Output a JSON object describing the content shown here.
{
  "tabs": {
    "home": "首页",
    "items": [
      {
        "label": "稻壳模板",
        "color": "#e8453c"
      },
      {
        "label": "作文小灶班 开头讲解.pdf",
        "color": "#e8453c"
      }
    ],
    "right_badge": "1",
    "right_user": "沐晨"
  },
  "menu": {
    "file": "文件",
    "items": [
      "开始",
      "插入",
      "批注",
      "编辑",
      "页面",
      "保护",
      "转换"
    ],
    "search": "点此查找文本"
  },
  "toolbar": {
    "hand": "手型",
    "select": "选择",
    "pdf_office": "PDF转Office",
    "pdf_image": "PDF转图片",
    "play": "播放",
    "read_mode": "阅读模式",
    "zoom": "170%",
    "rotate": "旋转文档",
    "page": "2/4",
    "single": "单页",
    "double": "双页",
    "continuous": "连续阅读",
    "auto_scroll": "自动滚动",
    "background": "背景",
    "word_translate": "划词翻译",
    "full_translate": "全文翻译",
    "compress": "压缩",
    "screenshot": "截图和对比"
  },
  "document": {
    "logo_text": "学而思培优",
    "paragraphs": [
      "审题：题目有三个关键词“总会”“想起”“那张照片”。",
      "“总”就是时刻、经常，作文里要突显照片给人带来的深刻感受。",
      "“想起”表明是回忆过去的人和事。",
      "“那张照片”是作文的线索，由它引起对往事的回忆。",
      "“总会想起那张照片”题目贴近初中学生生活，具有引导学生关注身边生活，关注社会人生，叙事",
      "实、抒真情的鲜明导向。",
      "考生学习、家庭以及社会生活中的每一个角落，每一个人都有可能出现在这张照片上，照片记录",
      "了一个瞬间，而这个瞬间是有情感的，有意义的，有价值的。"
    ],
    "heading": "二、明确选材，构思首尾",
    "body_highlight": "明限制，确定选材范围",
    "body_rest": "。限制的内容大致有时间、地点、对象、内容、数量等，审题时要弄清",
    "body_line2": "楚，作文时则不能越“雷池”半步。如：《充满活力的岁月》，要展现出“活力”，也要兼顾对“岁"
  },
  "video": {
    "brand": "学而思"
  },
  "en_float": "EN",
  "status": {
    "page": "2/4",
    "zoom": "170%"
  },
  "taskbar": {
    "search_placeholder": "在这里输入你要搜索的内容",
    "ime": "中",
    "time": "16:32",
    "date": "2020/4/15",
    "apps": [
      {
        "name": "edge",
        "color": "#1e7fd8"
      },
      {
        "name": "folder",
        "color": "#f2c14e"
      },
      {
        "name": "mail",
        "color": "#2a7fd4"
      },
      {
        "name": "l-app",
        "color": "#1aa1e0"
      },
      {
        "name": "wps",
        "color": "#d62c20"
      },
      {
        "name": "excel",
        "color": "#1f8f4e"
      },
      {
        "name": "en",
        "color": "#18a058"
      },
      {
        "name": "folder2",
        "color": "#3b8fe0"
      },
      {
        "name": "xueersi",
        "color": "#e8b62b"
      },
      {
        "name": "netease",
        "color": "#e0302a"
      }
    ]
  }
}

# # # # #

**The exercise:** Reproduce all data above, unchanged.

**Solution to this problem:**
Output a JSON object describing the content shown here.
{
  "tabs": {
    "home": "首页",
    "items": [
      {
        "label": "稻壳模板",
        "color": "#e8453c"
      },
      {
        "label": "作文小灶班 开头讲解.pdf",
        "color": "#e8453c"
      }
    ],
    "right_badge": "1",
    "right_user": "沐晨"
  },
  "menu": {
    "file": "文件",
    "items": [
      "开始",
      "插入",
      "批注",
      "编辑",
      "页面",
      "保护",
      "转换"
    ],
    "search": "点此查找文本"
  },
  "toolbar": {
    "hand": "手型",
    "select": "选择",
    "pdf_office": "PDF转Office",
    "pdf_image": "PDF转图片",
    "play": "播放",
    "read_mode": "阅读模式",
    "zoom": "170%",
    "rotate": "旋转文档",
    "page": "2/4",
    "single": "单页",
    "double": "双页",
    "continuous": "连续阅读",
    "auto_scroll": "自动滚动",
    "background": "背景",
    "word_translate": "划词翻译",
    "full_translate": "全文翻译",
    "compress": "压缩",
    "screenshot": "截图和对比"
  },
  "document": {
    "logo_text": "学而思培优",
    "paragraphs": [
      "审题：题目有三个关键词“总会”“想起”“那张照片”。",
      "“总”就是时刻、经常，作文里要突显照片给人带来的深刻感受。",
      "“想起”表明是回忆过去的人和事。",
      "“那张照片”是作文的线索，由它引起对往事的回忆。",
      "“总会想起那张照片”题目贴近初中学生生活，具有引导学生关注身边生活，关注社会人生，叙事",
      "实、抒真情的鲜明导向。",
      "考生学习、家庭以及社会生活中的每一个角落，每一个人都有可能出现在这张照片上，照片记录",
      "了一个瞬间，而这个瞬间是有情感的，有意义的，有价值的。"
    ],
    "heading": "二、明确选材，构思首尾",
    "body_highlight": "明限制，确定选材范围",
    "body_rest": "。限制的内容大致有时间、地点、对象、内容、数量等，审题时要弄清",
    "body_line2": "楚，作文时则不能越“雷池”半步。如：《充满活力的岁月》，要展现出“活力”，也要兼顾对“岁"
  },
  "video": {
    "brand": "学而思"
  },
  "en_float": "EN",
  "status": {
    "page": "2/4",
    "zoom": "170%"
  },
  "taskbar": {
    "search_placeholder": "在这里输入你要搜索的内容",
    "ime": "中",
    "time": "16:32",
    "date": "2020/4/15",
    "apps": [
      {
        "name": "edge",
        "color": "#1e7fd8"
      },
      {
        "name": "folder",
        "color": "#f2c14e"
      },
      {
        "name": "mail",
        "color": "#2a7fd4"
      },
      {
        "name": "l-app",
        "color": "#1aa1e0"
      },
      {
        "name": "wps",
        "color": "#d62c20"
      },
      {
        "name": "excel",
        "color": "#1f8f4e"
      },
      {
        "name": "en",
        "color": "#18a058"
      },
      {
        "name": "folder2",
        "color": "#3b8fe0"
      },
      {
        "name": "xueersi",
        "color": "#e8b62b"
      },
      {
        "name": "netease",
        "color": "#e0302a"
      }
    ]
  }
}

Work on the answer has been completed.